Extracted information:
☆ ☆ ☆ ☆ ☆ ☆ ☆

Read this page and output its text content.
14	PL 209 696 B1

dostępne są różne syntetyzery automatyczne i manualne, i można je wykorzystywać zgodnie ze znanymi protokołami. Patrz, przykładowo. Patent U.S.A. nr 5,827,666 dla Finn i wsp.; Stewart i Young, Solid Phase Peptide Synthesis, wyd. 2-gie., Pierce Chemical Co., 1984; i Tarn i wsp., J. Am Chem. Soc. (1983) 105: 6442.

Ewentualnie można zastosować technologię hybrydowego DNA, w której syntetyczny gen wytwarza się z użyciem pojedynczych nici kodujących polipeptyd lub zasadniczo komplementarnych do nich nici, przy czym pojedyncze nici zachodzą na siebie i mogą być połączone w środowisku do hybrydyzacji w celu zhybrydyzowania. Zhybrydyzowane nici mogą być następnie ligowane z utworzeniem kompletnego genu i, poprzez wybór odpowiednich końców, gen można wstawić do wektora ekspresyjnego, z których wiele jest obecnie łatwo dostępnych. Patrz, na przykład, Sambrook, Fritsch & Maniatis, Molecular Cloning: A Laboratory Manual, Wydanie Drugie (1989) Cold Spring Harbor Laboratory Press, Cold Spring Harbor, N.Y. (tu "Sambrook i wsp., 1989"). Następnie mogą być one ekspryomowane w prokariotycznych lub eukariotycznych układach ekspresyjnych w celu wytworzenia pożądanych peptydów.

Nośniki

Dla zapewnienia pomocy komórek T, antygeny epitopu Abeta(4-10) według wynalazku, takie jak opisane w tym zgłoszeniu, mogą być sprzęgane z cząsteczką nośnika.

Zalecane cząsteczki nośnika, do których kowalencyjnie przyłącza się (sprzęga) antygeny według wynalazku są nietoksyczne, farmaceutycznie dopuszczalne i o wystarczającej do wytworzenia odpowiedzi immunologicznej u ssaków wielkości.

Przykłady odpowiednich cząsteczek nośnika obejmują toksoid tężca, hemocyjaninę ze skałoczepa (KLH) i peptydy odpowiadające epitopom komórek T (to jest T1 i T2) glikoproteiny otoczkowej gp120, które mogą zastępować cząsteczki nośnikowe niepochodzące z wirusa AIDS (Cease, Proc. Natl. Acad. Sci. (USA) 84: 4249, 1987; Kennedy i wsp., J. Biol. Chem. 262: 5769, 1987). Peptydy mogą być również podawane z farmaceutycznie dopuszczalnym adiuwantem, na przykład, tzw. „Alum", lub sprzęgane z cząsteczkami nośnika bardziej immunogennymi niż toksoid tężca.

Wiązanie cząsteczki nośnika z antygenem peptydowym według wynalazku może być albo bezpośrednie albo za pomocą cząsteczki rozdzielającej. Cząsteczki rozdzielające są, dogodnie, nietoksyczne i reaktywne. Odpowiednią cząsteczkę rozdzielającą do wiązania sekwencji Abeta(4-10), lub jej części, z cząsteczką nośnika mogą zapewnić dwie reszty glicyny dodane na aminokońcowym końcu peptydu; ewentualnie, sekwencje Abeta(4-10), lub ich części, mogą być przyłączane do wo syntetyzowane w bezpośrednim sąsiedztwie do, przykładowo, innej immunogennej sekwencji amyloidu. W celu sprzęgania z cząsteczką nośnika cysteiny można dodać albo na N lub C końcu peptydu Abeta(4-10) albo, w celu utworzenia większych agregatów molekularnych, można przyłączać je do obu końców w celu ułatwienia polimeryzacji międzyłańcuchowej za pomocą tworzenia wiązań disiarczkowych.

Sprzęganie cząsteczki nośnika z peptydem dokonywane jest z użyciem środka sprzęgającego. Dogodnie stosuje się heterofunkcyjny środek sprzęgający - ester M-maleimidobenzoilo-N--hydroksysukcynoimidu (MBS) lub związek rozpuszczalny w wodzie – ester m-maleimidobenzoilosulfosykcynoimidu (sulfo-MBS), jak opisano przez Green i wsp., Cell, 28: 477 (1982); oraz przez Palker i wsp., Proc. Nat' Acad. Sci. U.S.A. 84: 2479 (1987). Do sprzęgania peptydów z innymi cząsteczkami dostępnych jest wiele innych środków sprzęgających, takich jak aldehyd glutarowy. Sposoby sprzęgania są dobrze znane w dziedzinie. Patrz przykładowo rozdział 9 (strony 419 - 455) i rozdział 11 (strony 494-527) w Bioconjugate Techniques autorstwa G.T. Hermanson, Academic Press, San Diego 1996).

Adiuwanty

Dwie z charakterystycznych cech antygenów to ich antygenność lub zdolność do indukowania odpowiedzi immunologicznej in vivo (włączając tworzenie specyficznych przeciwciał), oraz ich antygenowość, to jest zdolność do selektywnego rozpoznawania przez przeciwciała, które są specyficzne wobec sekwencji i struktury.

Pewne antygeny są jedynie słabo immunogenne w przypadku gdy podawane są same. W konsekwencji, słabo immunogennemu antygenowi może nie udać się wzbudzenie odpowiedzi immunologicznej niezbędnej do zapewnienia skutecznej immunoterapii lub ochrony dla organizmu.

☆ ☆ ☆ ☆ ☆ ☆ ☆

Please return the data above exactly as given.

Solution to this task:
Read this page and output its text content.
14	PL 209 696 B1

dostępne są różne syntetyzery automatyczne i manualne, i można je wykorzystywać zgodnie ze znanymi protokołami. Patrz, przykładowo. Patent U.S.A. nr 5,827,666 dla Finn i wsp.; Stewart i Young, Solid Phase Peptide Synthesis, wyd. 2-gie., Pierce Chemical Co., 1984; i Tarn i wsp., J. Am Chem. Soc. (1983) 105: 6442.

Ewentualnie można zastosować technologię hybrydowego DNA, w której syntetyczny gen wytwarza się z użyciem pojedynczych nici kodujących polipeptyd lub zasadniczo komplementarnych do nich nici, przy czym pojedyncze nici zachodzą na siebie i mogą być połączone w środowisku do hybrydyzacji w celu zhybrydyzowania. Zhybrydyzowane nici mogą być następnie ligowane z utworzeniem kompletnego genu i, poprzez wybór odpowiednich końców, gen można wstawić do wektora ekspresyjnego, z których wiele jest obecnie łatwo dostępnych. Patrz, na przykład, Sambrook, Fritsch & Maniatis, Molecular Cloning: A Laboratory Manual, Wydanie Drugie (1989) Cold Spring Harbor Laboratory Press, Cold Spring Harbor, N.Y. (tu "Sambrook i wsp., 1989"). Następnie mogą być one ekspryomowane w prokariotycznych lub eukariotycznych układach ekspresyjnych w celu wytworzenia pożądanych peptydów.

Nośniki

Dla zapewnienia pomocy komórek T, antygeny epitopu Abeta(4-10) według wynalazku, takie jak opisane w tym zgłoszeniu, mogą być sprzęgane z cząsteczką nośnika.

Zalecane cząsteczki nośnika, do których kowalencyjnie przyłącza się (sprzęga) antygeny według wynalazku są nietoksyczne, farmaceutycznie dopuszczalne i o wystarczającej do wytworzenia odpowiedzi immunologicznej u ssaków wielkości.

Przykłady odpowiednich cząsteczek nośnika obejmują toksoid tężca, hemocyjaninę ze skałoczepa (KLH) i peptydy odpowiadające epitopom komórek T (to jest T1 i T2) glikoproteiny otoczkowej gp120, które mogą zastępować cząsteczki nośnikowe niepochodzące z wirusa AIDS (Cease, Proc. Natl. Acad. Sci. (USA) 84: 4249, 1987; Kennedy i wsp., J. Biol. Chem. 262: 5769, 1987). Peptydy mogą być również podawane z farmaceutycznie dopuszczalnym adiuwantem, na przykład, tzw. „Alum", lub sprzęgane z cząsteczkami nośnika bardziej immunogennymi niż toksoid tężca.

Wiązanie cząsteczki nośnika z antygenem peptydowym według wynalazku może być albo bezpośrednie albo za pomocą cząsteczki rozdzielającej. Cząsteczki rozdzielające są, dogodnie, nietoksyczne i reaktywne. Odpowiednią cząsteczkę rozdzielającą do wiązania sekwencji Abeta(4-10), lub jej części, z cząsteczką nośnika mogą zapewnić dwie reszty glicyny dodane na aminokońcowym końcu peptydu; ewentualnie, sekwencje Abeta(4-10), lub ich części, mogą być przyłączane do wo syntetyzowane w bezpośrednim sąsiedztwie do, przykładowo, innej immunogennej sekwencji amyloidu. W celu sprzęgania z cząsteczką nośnika cysteiny można dodać albo na N lub C końcu peptydu Abeta(4-10) albo, w celu utworzenia większych agregatów molekularnych, można przyłączać je do obu końców w celu ułatwienia polimeryzacji międzyłańcuchowej za pomocą tworzenia wiązań disiarczkowych.

Sprzęganie cząsteczki nośnika z peptydem dokonywane jest z użyciem środka sprzęgającego. Dogodnie stosuje się heterofunkcyjny środek sprzęgający - ester M-maleimidobenzoilo-N--hydroksysukcynoimidu (MBS) lub związek rozpuszczalny w wodzie – ester m-maleimidobenzoilosulfosykcynoimidu (sulfo-MBS), jak opisano przez Green i wsp., Cell, 28: 477 (1982); oraz przez Palker i wsp., Proc. Nat' Acad. Sci. U.S.A. 84: 2479 (1987). Do sprzęgania peptydów z innymi cząsteczkami dostępnych jest wiele innych środków sprzęgających, takich jak aldehyd glutarowy. Sposoby sprzęgania są dobrze znane w dziedzinie. Patrz przykładowo rozdział 9 (strony 419 - 455) i rozdział 11 (strony 494-527) w Bioconjugate Techniques autorstwa G.T. Hermanson, Academic Press, San Diego 1996).

Adiuwanty

Dwie z charakterystycznych cech antygenów to ich antygenność lub zdolność do indukowania odpowiedzi immunologicznej in vivo (włączając tworzenie specyficznych przeciwciał), oraz ich antygenowość, to jest zdolność do selektywnego rozpoznawania przez przeciwciała, które są specyficzne wobec sekwencji i struktury.

Pewne antygeny są jedynie słabo immunogenne w przypadku gdy podawane są same. W konsekwencji, słabo immunogennemu antygenowi może nie udać się wzbudzenie odpowiedzi immunologicznej niezbędnej do zapewnienia skutecznej immunoterapii lub ochrony dla organizmu.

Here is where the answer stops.